## The exercise
Show each line that has the string "индекса" in it.

## Stored items
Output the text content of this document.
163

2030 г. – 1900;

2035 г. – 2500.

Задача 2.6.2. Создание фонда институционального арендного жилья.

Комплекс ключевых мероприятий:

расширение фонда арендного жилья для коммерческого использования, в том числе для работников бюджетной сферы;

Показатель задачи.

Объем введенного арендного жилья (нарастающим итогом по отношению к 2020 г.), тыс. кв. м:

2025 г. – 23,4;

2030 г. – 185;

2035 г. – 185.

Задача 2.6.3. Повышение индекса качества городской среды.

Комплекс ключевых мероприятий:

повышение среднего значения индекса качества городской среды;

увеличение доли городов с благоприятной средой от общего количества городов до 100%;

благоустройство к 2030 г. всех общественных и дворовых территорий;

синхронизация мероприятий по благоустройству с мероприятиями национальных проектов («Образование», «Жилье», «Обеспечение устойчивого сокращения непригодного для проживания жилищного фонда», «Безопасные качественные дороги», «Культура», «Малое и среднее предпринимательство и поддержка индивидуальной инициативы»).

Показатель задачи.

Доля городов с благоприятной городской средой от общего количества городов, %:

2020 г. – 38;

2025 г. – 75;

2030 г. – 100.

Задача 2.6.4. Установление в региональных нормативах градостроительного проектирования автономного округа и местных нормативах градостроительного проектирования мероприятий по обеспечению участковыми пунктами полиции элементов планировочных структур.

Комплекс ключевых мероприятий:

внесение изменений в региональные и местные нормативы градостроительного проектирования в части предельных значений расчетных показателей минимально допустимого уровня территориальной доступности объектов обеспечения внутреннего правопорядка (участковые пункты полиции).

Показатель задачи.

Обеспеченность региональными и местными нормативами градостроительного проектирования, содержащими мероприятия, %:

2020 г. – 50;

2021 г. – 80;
...
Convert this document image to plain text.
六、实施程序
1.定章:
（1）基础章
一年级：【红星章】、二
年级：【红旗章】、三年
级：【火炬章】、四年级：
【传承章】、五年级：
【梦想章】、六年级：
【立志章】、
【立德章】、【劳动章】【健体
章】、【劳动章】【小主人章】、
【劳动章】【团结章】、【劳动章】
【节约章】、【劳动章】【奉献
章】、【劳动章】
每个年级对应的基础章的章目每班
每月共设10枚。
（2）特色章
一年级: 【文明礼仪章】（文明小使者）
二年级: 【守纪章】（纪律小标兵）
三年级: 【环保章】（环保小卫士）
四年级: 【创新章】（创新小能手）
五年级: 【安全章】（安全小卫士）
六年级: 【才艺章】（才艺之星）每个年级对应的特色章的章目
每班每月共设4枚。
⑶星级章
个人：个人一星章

## Solution
Задача 2.6.3. Повышение индекса качества городской среды.
повышение среднего значения индекса качества городской среды;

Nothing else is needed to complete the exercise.